Data listing
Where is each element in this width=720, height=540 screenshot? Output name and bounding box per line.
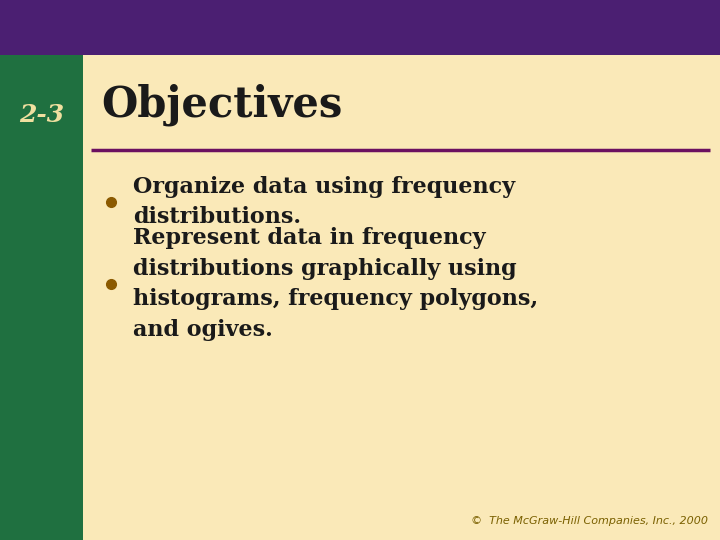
- Text: Objectives: Objectives: [101, 84, 343, 126]
- Bar: [83, 55, 720, 540]
- Text: ©  The McGraw-Hill Companies, Inc., 2000: © The McGraw-Hill Companies, Inc., 2000: [471, 516, 708, 526]
- Bar: [0, 55, 83, 540]
- Text: Organize data using frequency
distributions.: Organize data using frequency distributi…: [133, 176, 515, 228]
- Text: Represent data in frequency
distributions graphically using
histograms, frequenc: Represent data in frequency distribution…: [133, 227, 538, 341]
- Bar: [0, 0, 720, 55]
- Text: 2-3: 2-3: [19, 103, 64, 127]
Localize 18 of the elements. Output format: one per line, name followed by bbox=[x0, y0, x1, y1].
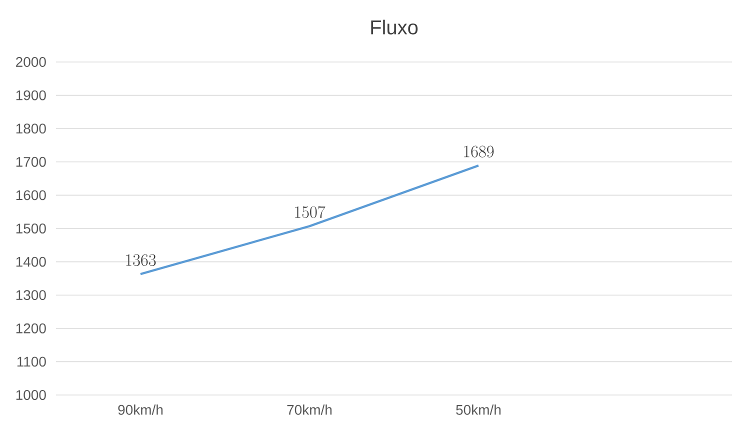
y-tick-label: 1900 bbox=[16, 90, 46, 100]
y-tick-label: 1500 bbox=[16, 224, 46, 234]
data-label: 1507 bbox=[295, 206, 326, 218]
y-tick-label: 2000 bbox=[16, 57, 46, 67]
y-tick-label: 1100 bbox=[17, 356, 46, 367]
x-tick-label: 70km/h bbox=[287, 404, 332, 415]
y-tick-label: 1300 bbox=[16, 290, 46, 300]
y-tick-label: 1000 bbox=[16, 390, 46, 400]
y-tick-label: 1800 bbox=[16, 124, 46, 134]
y-tick-label: 1200 bbox=[16, 323, 46, 334]
data-label: 1689 bbox=[464, 146, 494, 158]
y-tick-label: 1700 bbox=[16, 156, 46, 167]
data-label: 1363 bbox=[126, 254, 156, 266]
x-tick-label: 50km/h bbox=[456, 404, 501, 415]
x-tick-label: 90km/h bbox=[118, 404, 163, 415]
y-tick-label: 1600 bbox=[16, 190, 46, 200]
chart-title: Fluxo bbox=[371, 20, 418, 34]
y-tick-label: 1400 bbox=[16, 256, 46, 267]
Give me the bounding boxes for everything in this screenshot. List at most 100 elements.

WHAT YOU NEED TO DO -> Change every "screenshot" to "image" throughout the material above and leave everything else as it stands. Omit the pictures from your version.

COMPLETE ANSWER ->
Where is each element in this width=720, height=540 image? Output name and bounding box per line.
- Text: Objectives: Objectives: [101, 84, 343, 126]
- Bar: [83, 55, 720, 540]
- Text: ©  The McGraw-Hill Companies, Inc., 2000: © The McGraw-Hill Companies, Inc., 2000: [471, 516, 708, 526]
- Bar: [0, 55, 83, 540]
- Text: Organize data using frequency
distributions.: Organize data using frequency distributi…: [133, 176, 515, 228]
- Text: Represent data in frequency
distributions graphically using
histograms, frequenc: Represent data in frequency distribution…: [133, 227, 538, 341]
- Bar: [0, 0, 720, 55]
- Text: 2-3: 2-3: [19, 103, 64, 127]
Localize 18 of the elements. Output format: one per line, name followed by bbox=[x0, y0, x1, y1].
y-tick-label: 1900 bbox=[16, 90, 46, 100]
y-tick-label: 1500 bbox=[16, 224, 46, 234]
data-label: 1507 bbox=[295, 206, 326, 218]
y-tick-label: 2000 bbox=[16, 57, 46, 67]
y-tick-label: 1100 bbox=[17, 356, 46, 367]
x-tick-label: 70km/h bbox=[287, 404, 332, 415]
y-tick-label: 1300 bbox=[16, 290, 46, 300]
y-tick-label: 1000 bbox=[16, 390, 46, 400]
y-tick-label: 1800 bbox=[16, 124, 46, 134]
y-tick-label: 1200 bbox=[16, 323, 46, 334]
data-label: 1689 bbox=[464, 146, 494, 158]
y-tick-label: 1700 bbox=[16, 156, 46, 167]
data-label: 1363 bbox=[126, 254, 156, 266]
x-tick-label: 50km/h bbox=[456, 404, 501, 415]
x-tick-label: 90km/h bbox=[118, 404, 163, 415]
y-tick-label: 1600 bbox=[16, 190, 46, 200]
chart-title: Fluxo bbox=[371, 20, 418, 34]
y-tick-label: 1400 bbox=[16, 256, 46, 267]
Give me the bounding boxes for everything in this image. List at most 100 elements.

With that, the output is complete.